### Exercise aim
Extract every line that contains the string "Desk".

### Records supplied
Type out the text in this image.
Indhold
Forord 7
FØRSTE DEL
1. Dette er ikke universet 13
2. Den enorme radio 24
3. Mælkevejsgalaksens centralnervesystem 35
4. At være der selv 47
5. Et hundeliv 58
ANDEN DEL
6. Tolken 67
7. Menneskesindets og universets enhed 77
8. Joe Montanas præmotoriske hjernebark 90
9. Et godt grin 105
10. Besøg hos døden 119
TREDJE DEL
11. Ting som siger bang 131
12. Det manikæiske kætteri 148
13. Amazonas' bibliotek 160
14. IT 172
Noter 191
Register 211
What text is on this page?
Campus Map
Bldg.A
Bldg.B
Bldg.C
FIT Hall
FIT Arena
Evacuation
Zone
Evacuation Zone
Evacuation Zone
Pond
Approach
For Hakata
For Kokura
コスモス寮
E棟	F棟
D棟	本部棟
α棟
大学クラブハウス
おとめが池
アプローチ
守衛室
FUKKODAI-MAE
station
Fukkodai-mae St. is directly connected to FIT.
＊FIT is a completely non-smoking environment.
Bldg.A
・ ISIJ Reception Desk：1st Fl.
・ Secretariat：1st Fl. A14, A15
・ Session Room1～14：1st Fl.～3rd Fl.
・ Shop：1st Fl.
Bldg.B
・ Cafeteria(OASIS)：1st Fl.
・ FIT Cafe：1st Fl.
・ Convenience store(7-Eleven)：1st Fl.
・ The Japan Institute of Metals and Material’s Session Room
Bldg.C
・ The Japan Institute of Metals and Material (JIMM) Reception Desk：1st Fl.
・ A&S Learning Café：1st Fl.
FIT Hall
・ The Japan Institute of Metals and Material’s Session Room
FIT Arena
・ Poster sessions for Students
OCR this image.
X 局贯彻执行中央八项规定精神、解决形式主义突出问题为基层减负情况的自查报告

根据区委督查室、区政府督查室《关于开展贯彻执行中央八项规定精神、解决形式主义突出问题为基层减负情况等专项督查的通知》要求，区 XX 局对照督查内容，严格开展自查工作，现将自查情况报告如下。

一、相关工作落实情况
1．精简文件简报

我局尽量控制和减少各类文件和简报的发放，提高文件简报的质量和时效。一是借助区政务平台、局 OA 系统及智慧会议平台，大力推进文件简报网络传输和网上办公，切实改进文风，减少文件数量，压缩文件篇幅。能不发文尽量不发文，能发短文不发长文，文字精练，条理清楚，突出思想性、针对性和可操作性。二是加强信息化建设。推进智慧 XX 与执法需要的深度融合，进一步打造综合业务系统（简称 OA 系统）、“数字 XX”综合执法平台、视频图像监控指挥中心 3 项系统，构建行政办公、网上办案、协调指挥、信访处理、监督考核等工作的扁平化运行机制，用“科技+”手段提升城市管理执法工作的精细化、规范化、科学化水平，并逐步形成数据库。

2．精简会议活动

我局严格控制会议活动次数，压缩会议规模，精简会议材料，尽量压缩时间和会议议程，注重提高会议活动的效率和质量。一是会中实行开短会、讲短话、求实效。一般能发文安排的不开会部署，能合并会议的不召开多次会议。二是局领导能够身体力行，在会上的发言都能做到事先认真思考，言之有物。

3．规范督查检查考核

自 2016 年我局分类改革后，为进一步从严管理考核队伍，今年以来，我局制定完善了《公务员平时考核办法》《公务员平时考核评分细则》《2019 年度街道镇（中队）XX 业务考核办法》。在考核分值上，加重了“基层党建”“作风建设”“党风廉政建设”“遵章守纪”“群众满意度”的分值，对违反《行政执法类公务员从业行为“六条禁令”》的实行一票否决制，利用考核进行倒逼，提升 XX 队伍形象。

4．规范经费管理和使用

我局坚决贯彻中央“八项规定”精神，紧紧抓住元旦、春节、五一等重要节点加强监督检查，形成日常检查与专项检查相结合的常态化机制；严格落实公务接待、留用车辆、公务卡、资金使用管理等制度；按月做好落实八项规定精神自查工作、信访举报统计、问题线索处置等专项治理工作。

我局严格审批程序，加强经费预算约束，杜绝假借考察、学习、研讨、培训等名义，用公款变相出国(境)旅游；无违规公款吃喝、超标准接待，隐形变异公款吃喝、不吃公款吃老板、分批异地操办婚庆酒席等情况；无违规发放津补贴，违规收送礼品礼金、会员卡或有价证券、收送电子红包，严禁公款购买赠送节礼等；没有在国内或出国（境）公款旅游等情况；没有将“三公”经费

### Complete answer
・ ISIJ Reception Desk：1st Fl.
・ The Japan Institute of Metals and Material (JIMM) Reception Desk：1st Fl.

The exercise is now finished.